## Start Information shown

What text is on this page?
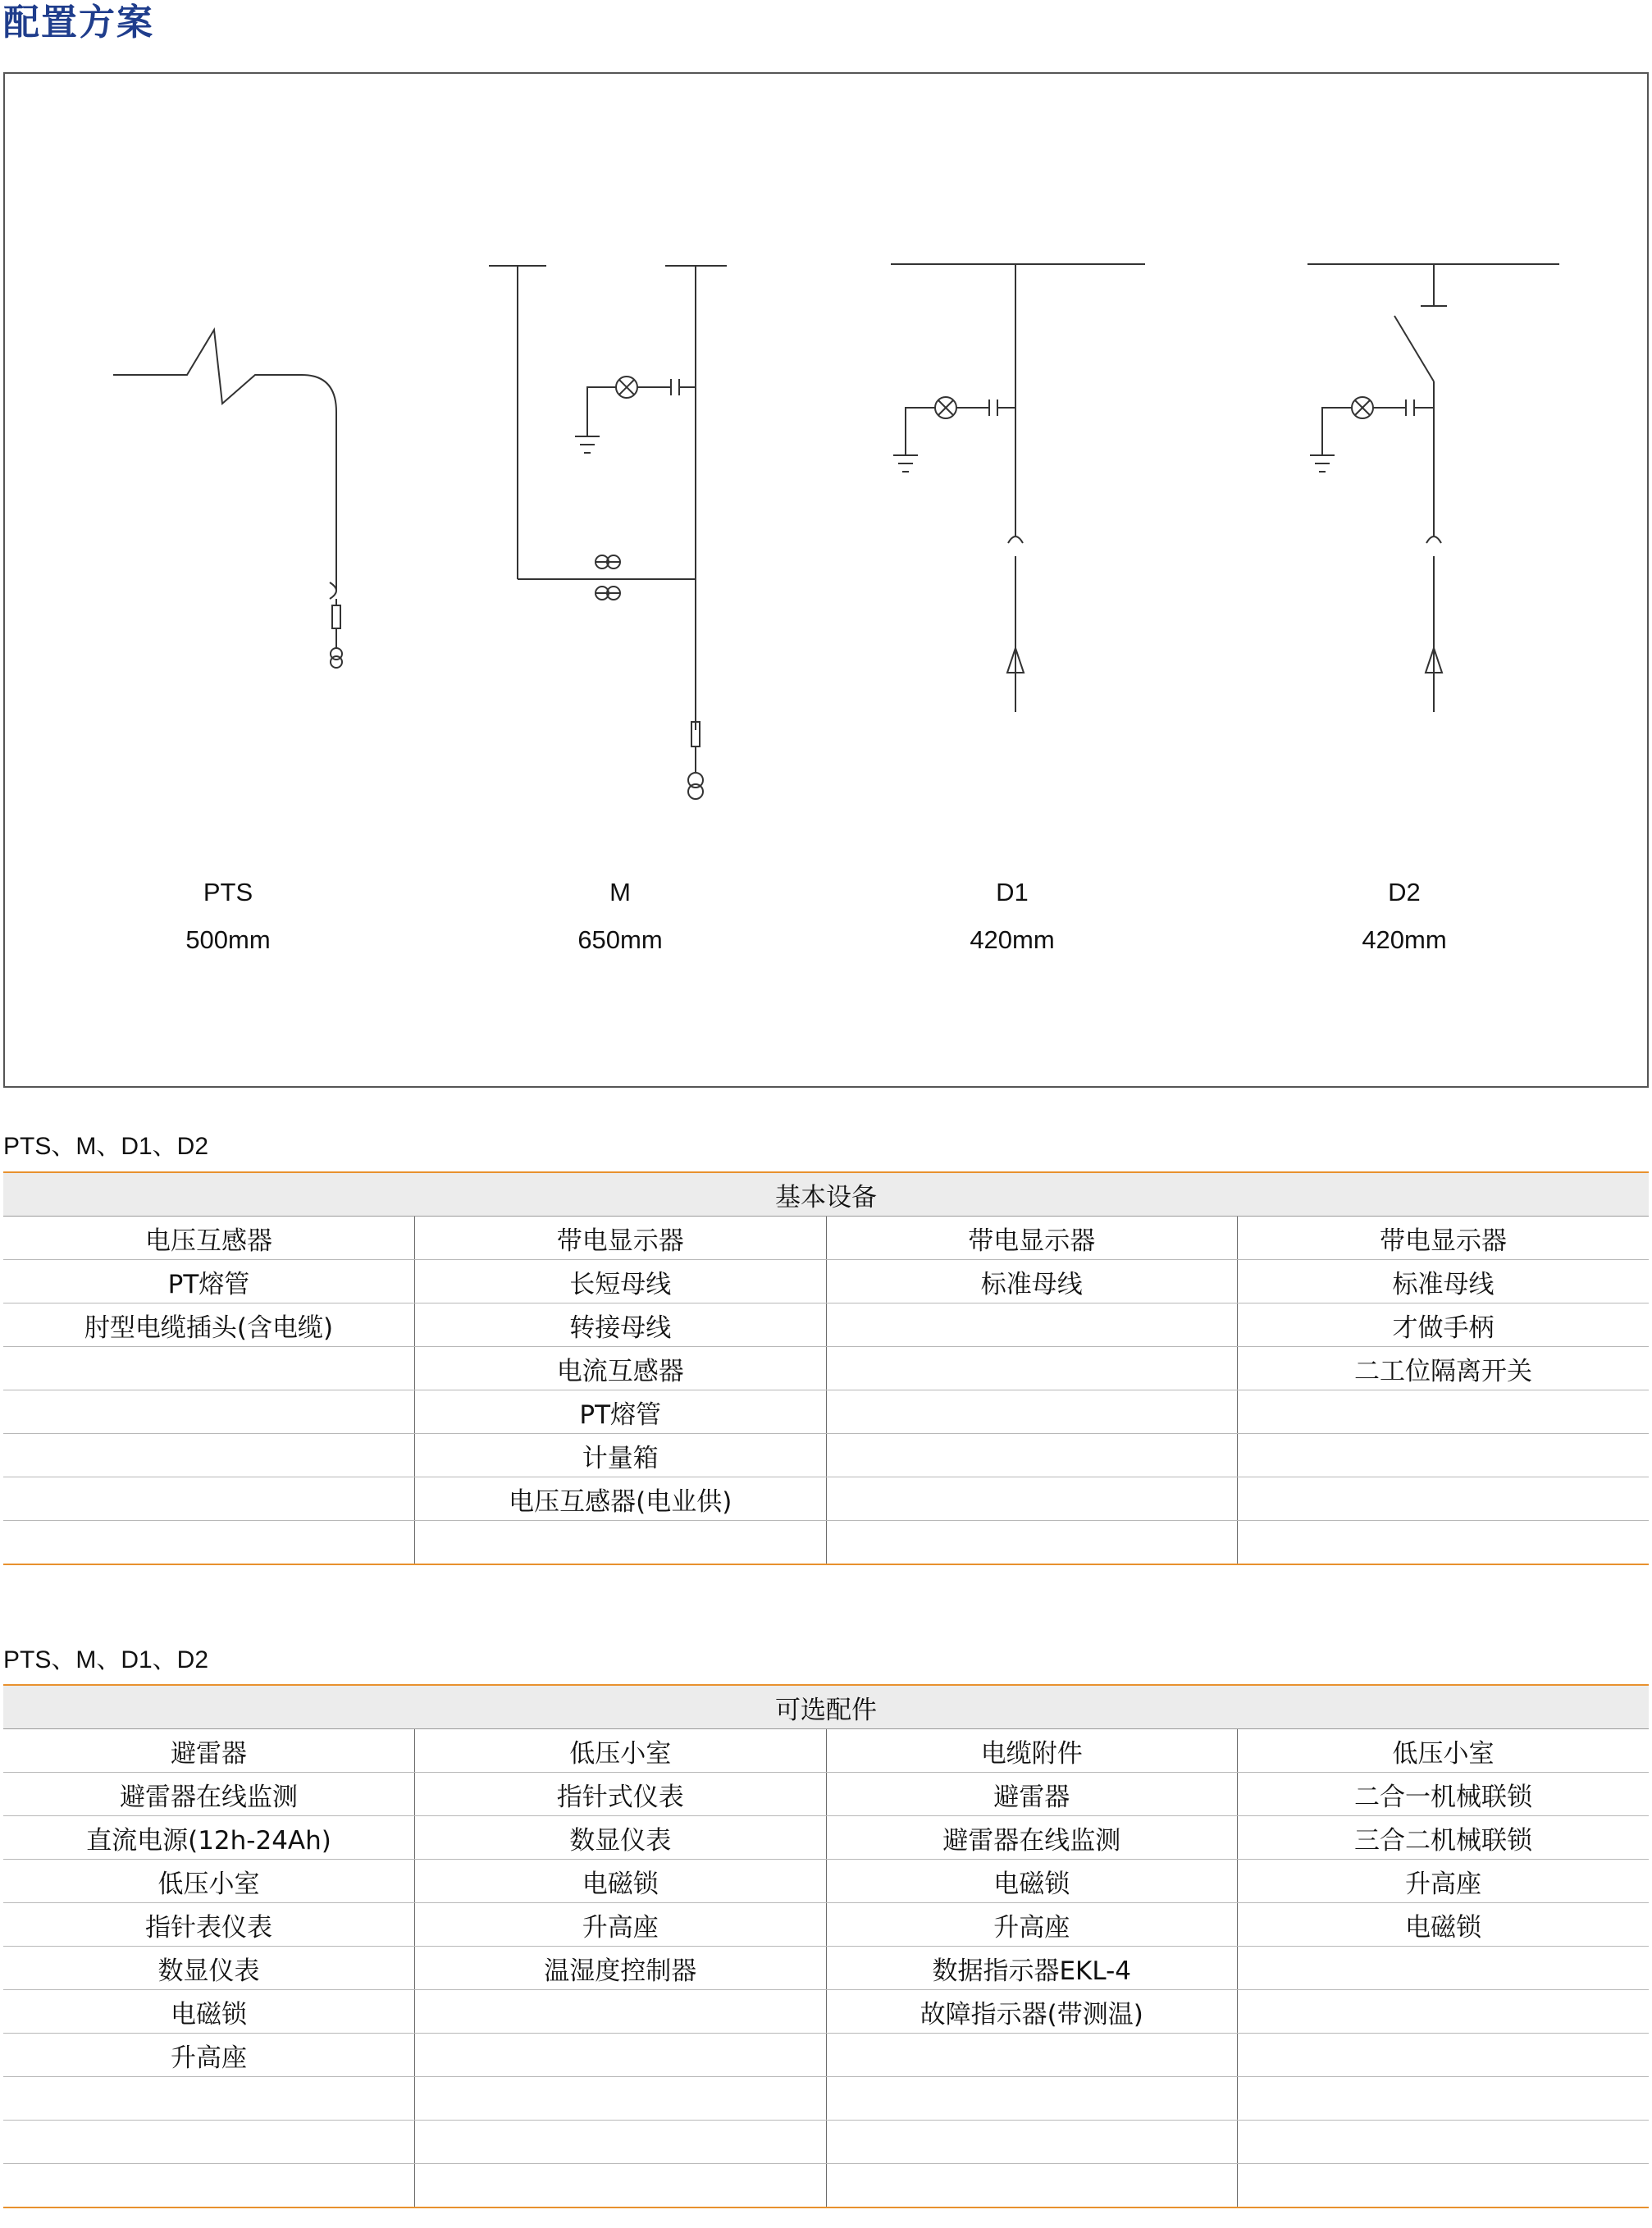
配置方案
PTS
500mm
M
650mm
D1
420mm
D2
420mm
PTS、M、D1、D2
基本设备			
电压互感器	带电显示器	带电显示器	带电显示器
PT熔管	长短母线	标准母线	标准母线
肘型电缆插头(含电缆)	转接母线		才做手柄
	电流互感器		二工位隔离开关
	PT熔管		
	计量箱		
	电压互感器(电业供)		

PTS、M、D1、D2
可选配件			
避雷器	低压小室	电缆附件	低压小室
避雷器在线监测	指针式仪表	避雷器	二合一机械联锁
直流电源(12h-24Ah)	数显仪表	避雷器在线监测	三合二机械联锁
低压小室	电磁锁	电磁锁	升高座
指针表仪表	升高座	升高座	电磁锁
数显仪表	温湿度控制器	数据指示器EKL-4	
电磁锁		故障指示器(带测温)	
升高座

## End Information shown

**Exercise aim**
Exclude every picture and copy the remaining data exactly.

**Expected answer**
What text is on this page?
配置方案
PTS
500mm
M
650mm
D1
420mm
D2
420mm
PTS、M、D1、D2
基本设备			
电压互感器	带电显示器	带电显示器	带电显示器
PT熔管	长短母线	标准母线	标准母线
肘型电缆插头(含电缆)	转接母线		才做手柄
	电流互感器		二工位隔离开关
	PT熔管		
	计量箱		
	电压互感器(电业供)		

PTS、M、D1、D2
可选配件			
避雷器	低压小室	电缆附件	低压小室
避雷器在线监测	指针式仪表	避雷器	二合一机械联锁
直流电源(12h-24Ah)	数显仪表	避雷器在线监测	三合二机械联锁
低压小室	电磁锁	电磁锁	升高座
指针表仪表	升高座	升高座	电磁锁
数显仪表	温湿度控制器	数据指示器EKL-4	
电磁锁		故障指示器(带测温)	
升高座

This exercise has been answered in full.